| WHAT IS EXPECTED |
An exact copy of the data below is needed; please leave out any pictures.

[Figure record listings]
::::

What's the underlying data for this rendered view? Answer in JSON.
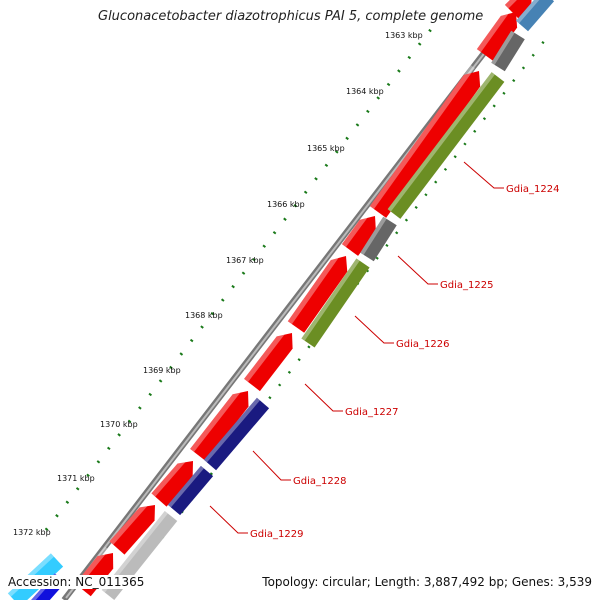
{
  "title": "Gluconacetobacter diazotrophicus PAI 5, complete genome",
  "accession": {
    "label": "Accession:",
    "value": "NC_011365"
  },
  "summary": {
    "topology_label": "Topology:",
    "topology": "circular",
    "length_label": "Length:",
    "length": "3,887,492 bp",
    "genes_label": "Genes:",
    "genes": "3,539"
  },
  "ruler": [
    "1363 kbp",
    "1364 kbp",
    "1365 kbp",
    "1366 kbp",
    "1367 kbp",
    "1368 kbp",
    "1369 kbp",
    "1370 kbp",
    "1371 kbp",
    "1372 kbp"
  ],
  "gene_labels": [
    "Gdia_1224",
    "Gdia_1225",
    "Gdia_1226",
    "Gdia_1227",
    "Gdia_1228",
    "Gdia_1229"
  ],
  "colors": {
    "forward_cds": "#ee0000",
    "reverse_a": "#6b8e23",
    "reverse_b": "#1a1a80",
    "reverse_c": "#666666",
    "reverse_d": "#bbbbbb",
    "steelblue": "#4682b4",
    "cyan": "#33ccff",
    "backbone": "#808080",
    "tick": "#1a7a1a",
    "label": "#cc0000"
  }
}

::::

| WRITTEN SOLUTION |
What's the underlying data for this rendered view? Answer in JSON.
{
  "title": "Gluconacetobacter diazotrophicus PAI 5, complete genome",
  "accession": {
    "label": "Accession:",
    "value": "NC_011365"
  },
  "summary": {
    "topology_label": "Topology:",
    "topology": "circular",
    "length_label": "Length:",
    "length": "3,887,492 bp",
    "genes_label": "Genes:",
    "genes": "3,539"
  },
  "ruler": [
    "1363 kbp",
    "1364 kbp",
    "1365 kbp",
    "1366 kbp",
    "1367 kbp",
    "1368 kbp",
    "1369 kbp",
    "1370 kbp",
    "1371 kbp",
    "1372 kbp"
  ],
  "gene_labels": [
    "Gdia_1224",
    "Gdia_1225",
    "Gdia_1226",
    "Gdia_1227",
    "Gdia_1228",
    "Gdia_1229"
  ],
  "colors": {
    "forward_cds": "#ee0000",
    "reverse_a": "#6b8e23",
    "reverse_b": "#1a1a80",
    "reverse_c": "#666666",
    "reverse_d": "#bbbbbb",
    "steelblue": "#4682b4",
    "cyan": "#33ccff",
    "backbone": "#808080",
    "tick": "#1a7a1a",
    "label": "#cc0000"
  }
}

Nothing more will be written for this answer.